[Records from a data source]
******

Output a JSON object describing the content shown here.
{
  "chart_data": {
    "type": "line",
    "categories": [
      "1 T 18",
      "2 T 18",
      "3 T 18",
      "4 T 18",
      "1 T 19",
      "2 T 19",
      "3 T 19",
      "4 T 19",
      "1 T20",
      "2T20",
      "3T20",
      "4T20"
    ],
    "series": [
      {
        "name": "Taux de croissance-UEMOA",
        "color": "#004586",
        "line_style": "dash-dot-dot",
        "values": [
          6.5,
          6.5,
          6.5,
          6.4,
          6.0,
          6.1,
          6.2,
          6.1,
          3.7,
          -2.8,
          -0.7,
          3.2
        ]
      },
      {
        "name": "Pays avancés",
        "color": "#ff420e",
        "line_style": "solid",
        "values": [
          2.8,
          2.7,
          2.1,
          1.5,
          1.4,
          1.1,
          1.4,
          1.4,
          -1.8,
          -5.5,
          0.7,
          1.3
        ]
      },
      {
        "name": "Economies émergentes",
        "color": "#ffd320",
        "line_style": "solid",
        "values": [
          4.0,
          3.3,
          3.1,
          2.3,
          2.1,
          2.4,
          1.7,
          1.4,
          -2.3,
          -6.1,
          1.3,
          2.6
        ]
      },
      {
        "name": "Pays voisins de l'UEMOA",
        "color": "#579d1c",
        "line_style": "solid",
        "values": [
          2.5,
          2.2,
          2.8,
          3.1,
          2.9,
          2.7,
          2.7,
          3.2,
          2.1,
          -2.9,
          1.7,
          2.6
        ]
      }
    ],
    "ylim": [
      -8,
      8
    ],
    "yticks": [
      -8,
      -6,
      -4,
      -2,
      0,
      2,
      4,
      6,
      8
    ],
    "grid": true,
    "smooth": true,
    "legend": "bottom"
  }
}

******

*Exercise brief*
Extract the listing in its entirety and repeat it exactly.

*Result below*
Output a JSON object describing the content shown here.
{
  "chart_data": {
    "type": "line",
    "categories": [
      "1 T 18",
      "2 T 18",
      "3 T 18",
      "4 T 18",
      "1 T 19",
      "2 T 19",
      "3 T 19",
      "4 T 19",
      "1 T20",
      "2T20",
      "3T20",
      "4T20"
    ],
    "series": [
      {
        "name": "Taux de croissance-UEMOA",
        "color": "#004586",
        "line_style": "dash-dot-dot",
        "values": [
          6.5,
          6.5,
          6.5,
          6.4,
          6.0,
          6.1,
          6.2,
          6.1,
          3.7,
          -2.8,
          -0.7,
          3.2
        ]
      },
      {
        "name": "Pays avancés",
        "color": "#ff420e",
        "line_style": "solid",
        "values": [
          2.8,
          2.7,
          2.1,
          1.5,
          1.4,
          1.1,
          1.4,
          1.4,
          -1.8,
          -5.5,
          0.7,
          1.3
        ]
      },
      {
        "name": "Economies émergentes",
        "color": "#ffd320",
        "line_style": "solid",
        "values": [
          4.0,
          3.3,
          3.1,
          2.3,
          2.1,
          2.4,
          1.7,
          1.4,
          -2.3,
          -6.1,
          1.3,
          2.6
        ]
      },
      {
        "name": "Pays voisins de l'UEMOA",
        "color": "#579d1c",
        "line_style": "solid",
        "values": [
          2.5,
          2.2,
          2.8,
          3.1,
          2.9,
          2.7,
          2.7,
          3.2,
          2.1,
          -2.9,
          1.7,
          2.6
        ]
      }
    ],
    "ylim": [
      -8,
      8
    ],
    "yticks": [
      -8,
      -6,
      -4,
      -2,
      0,
      2,
      4,
      6,
      8
    ],
    "grid": true,
    "smooth": true,
    "legend": "bottom"
  }
}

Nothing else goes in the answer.